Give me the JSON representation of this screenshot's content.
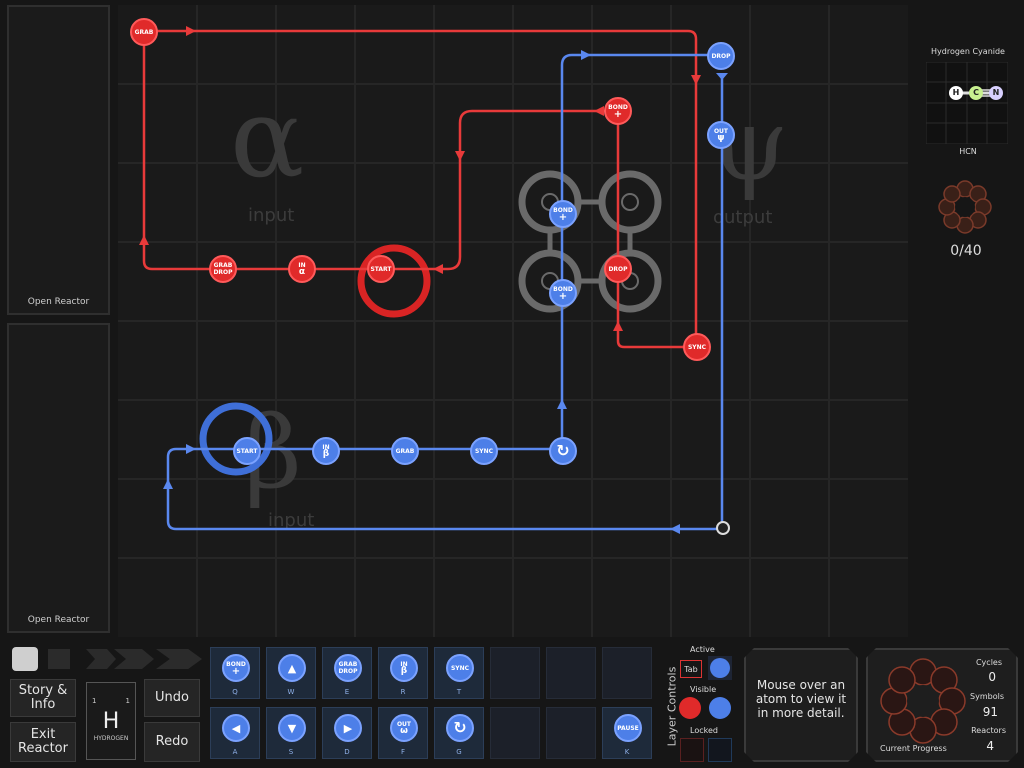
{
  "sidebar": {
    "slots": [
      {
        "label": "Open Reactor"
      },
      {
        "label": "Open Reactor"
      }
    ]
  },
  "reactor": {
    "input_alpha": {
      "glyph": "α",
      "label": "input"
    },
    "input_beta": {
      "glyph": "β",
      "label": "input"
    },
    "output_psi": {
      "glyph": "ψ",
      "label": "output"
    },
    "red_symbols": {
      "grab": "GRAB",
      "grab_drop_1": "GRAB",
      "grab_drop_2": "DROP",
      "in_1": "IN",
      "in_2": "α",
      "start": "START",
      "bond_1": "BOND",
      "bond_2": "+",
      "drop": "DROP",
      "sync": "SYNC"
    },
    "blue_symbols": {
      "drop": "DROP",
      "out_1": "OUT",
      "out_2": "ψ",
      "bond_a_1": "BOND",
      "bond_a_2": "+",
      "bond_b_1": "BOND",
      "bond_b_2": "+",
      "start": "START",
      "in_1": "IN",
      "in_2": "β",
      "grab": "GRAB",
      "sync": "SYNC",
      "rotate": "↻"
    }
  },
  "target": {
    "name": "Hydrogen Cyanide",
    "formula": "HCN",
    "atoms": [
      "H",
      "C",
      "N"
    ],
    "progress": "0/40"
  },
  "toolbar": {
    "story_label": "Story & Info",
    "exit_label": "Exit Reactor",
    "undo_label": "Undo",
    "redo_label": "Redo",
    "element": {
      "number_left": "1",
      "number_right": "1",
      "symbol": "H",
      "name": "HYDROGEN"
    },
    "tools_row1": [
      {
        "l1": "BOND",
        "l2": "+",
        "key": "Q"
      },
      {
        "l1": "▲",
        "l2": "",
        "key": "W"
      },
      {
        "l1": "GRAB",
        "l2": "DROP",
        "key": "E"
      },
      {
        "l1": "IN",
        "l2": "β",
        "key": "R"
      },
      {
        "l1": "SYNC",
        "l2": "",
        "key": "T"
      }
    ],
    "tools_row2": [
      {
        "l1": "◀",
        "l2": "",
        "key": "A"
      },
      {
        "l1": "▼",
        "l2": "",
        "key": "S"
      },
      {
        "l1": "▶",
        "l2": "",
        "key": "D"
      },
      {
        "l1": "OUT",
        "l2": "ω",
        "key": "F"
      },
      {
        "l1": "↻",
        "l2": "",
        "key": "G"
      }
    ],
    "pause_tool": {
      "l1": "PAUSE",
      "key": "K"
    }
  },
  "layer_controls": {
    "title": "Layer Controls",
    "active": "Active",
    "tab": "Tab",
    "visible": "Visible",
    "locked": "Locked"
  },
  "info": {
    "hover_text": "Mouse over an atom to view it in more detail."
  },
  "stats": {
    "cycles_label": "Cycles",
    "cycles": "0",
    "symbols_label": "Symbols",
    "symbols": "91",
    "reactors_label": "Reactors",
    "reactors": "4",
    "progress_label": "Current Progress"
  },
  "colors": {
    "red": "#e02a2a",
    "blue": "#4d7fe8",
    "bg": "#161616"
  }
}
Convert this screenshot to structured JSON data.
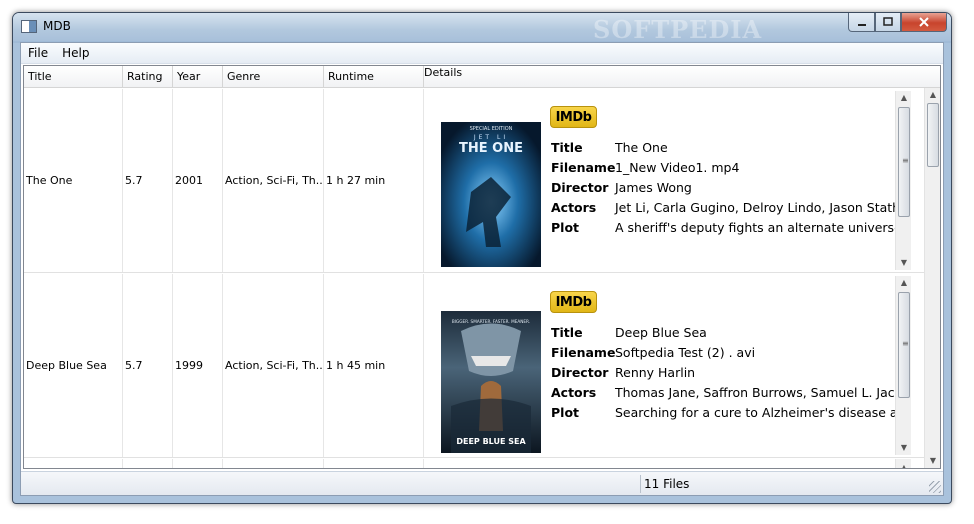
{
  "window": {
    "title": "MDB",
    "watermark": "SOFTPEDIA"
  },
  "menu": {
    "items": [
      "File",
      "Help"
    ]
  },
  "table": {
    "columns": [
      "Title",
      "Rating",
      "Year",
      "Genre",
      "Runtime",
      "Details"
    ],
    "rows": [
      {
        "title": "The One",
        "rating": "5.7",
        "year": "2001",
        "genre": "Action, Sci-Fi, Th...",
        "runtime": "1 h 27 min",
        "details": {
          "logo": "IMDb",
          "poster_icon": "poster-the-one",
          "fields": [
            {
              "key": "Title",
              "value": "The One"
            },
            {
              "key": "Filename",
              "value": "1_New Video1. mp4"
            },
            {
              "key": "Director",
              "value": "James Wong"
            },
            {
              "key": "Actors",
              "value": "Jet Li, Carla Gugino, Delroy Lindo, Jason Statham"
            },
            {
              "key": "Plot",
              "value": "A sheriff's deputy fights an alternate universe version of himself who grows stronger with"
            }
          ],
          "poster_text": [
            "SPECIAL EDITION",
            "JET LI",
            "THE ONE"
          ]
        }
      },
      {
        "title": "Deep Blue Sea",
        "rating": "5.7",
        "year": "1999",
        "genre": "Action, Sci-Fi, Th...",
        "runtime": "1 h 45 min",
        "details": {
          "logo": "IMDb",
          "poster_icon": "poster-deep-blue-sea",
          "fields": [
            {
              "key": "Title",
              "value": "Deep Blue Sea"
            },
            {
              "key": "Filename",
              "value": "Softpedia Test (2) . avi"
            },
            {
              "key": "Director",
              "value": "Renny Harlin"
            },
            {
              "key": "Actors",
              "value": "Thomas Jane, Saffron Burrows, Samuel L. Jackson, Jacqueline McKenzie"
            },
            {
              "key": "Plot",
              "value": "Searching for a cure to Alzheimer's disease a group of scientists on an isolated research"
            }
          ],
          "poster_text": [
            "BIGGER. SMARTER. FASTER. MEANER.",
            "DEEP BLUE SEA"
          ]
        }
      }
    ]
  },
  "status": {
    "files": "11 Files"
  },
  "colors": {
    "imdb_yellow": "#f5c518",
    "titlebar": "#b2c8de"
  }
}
☆ ☆ ☆ ☆
STATED GOAL:
Output the entries above exactly. Drop the pictures.

THE REPLY:
Give me the JSON representation of this screenshot's content.
{
  "sidebar": {
    "slots": [
      {
        "label": "Open Reactor"
      },
      {
        "label": "Open Reactor"
      }
    ]
  },
  "reactor": {
    "input_alpha": {
      "glyph": "α",
      "label": "input"
    },
    "input_beta": {
      "glyph": "β",
      "label": "input"
    },
    "output_psi": {
      "glyph": "ψ",
      "label": "output"
    },
    "red_symbols": {
      "grab": "GRAB",
      "grab_drop_1": "GRAB",
      "grab_drop_2": "DROP",
      "in_1": "IN",
      "in_2": "α",
      "start": "START",
      "bond_1": "BOND",
      "bond_2": "+",
      "drop": "DROP",
      "sync": "SYNC"
    },
    "blue_symbols": {
      "drop": "DROP",
      "out_1": "OUT",
      "out_2": "ψ",
      "bond_a_1": "BOND",
      "bond_a_2": "+",
      "bond_b_1": "BOND",
      "bond_b_2": "+",
      "start": "START",
      "in_1": "IN",
      "in_2": "β",
      "grab": "GRAB",
      "sync": "SYNC",
      "rotate": "↻"
    }
  },
  "target": {
    "name": "Hydrogen Cyanide",
    "formula": "HCN",
    "atoms": [
      "H",
      "C",
      "N"
    ],
    "progress": "0/40"
  },
  "toolbar": {
    "story_label": "Story & Info",
    "exit_label": "Exit Reactor",
    "undo_label": "Undo",
    "redo_label": "Redo",
    "element": {
      "number_left": "1",
      "number_right": "1",
      "symbol": "H",
      "name": "HYDROGEN"
    },
    "tools_row1": [
      {
        "l1": "BOND",
        "l2": "+",
        "key": "Q"
      },
      {
        "l1": "▲",
        "l2": "",
        "key": "W"
      },
      {
        "l1": "GRAB",
        "l2": "DROP",
        "key": "E"
      },
      {
        "l1": "IN",
        "l2": "β",
        "key": "R"
      },
      {
        "l1": "SYNC",
        "l2": "",
        "key": "T"
      }
    ],
    "tools_row2": [
      {
        "l1": "◀",
        "l2": "",
        "key": "A"
      },
      {
        "l1": "▼",
        "l2": "",
        "key": "S"
      },
      {
        "l1": "▶",
        "l2": "",
        "key": "D"
      },
      {
        "l1": "OUT",
        "l2": "ω",
        "key": "F"
      },
      {
        "l1": "↻",
        "l2": "",
        "key": "G"
      }
    ],
    "pause_tool": {
      "l1": "PAUSE",
      "key": "K"
    }
  },
  "layer_controls": {
    "title": "Layer Controls",
    "active": "Active",
    "tab": "Tab",
    "visible": "Visible",
    "locked": "Locked"
  },
  "info": {
    "hover_text": "Mouse over an atom to view it in more detail."
  },
  "stats": {
    "cycles_label": "Cycles",
    "cycles": "0",
    "symbols_label": "Symbols",
    "symbols": "91",
    "reactors_label": "Reactors",
    "reactors": "4",
    "progress_label": "Current Progress"
  },
  "colors": {
    "red": "#e02a2a",
    "blue": "#4d7fe8",
    "bg": "#161616"
  }
}
Convert this screenshot to structured JSON data.
{
  "window": {
    "title": "MDB",
    "watermark": "SOFTPEDIA"
  },
  "menu": {
    "items": [
      "File",
      "Help"
    ]
  },
  "table": {
    "columns": [
      "Title",
      "Rating",
      "Year",
      "Genre",
      "Runtime",
      "Details"
    ],
    "rows": [
      {
        "title": "The One",
        "rating": "5.7",
        "year": "2001",
        "genre": "Action, Sci-Fi, Th...",
        "runtime": "1 h 27 min",
        "details": {
          "logo": "IMDb",
          "poster_icon": "poster-the-one",
          "fields": [
            {
              "key": "Title",
              "value": "The One"
            },
            {
              "key": "Filename",
              "value": "1_New Video1. mp4"
            },
            {
              "key": "Director",
              "value": "James Wong"
            },
            {
              "key": "Actors",
              "value": "Jet Li, Carla Gugino, Delroy Lindo, Jason Statham"
            },
            {
              "key": "Plot",
              "value": "A sheriff's deputy fights an alternate universe version of himself who grows stronger with"
            }
          ],
          "poster_text": [
            "SPECIAL EDITION",
            "JET LI",
            "THE ONE"
          ]
        }
      },
      {
        "title": "Deep Blue Sea",
        "rating": "5.7",
        "year": "1999",
        "genre": "Action, Sci-Fi, Th...",
        "runtime": "1 h 45 min",
        "details": {
          "logo": "IMDb",
          "poster_icon": "poster-deep-blue-sea",
          "fields": [
            {
              "key": "Title",
              "value": "Deep Blue Sea"
            },
            {
              "key": "Filename",
              "value": "Softpedia Test (2) . avi"
            },
            {
              "key": "Director",
              "value": "Renny Harlin"
            },
            {
              "key": "Actors",
              "value": "Thomas Jane, Saffron Burrows, Samuel L. Jackson, Jacqueline McKenzie"
            },
            {
              "key": "Plot",
              "value": "Searching for a cure to Alzheimer's disease a group of scientists on an isolated research"
            }
          ],
          "poster_text": [
            "BIGGER. SMARTER. FASTER. MEANER.",
            "DEEP BLUE SEA"
          ]
        }
      }
    ]
  },
  "status": {
    "files": "11 Files"
  },
  "colors": {
    "imdb_yellow": "#f5c518",
    "titlebar": "#b2c8de"
  }
}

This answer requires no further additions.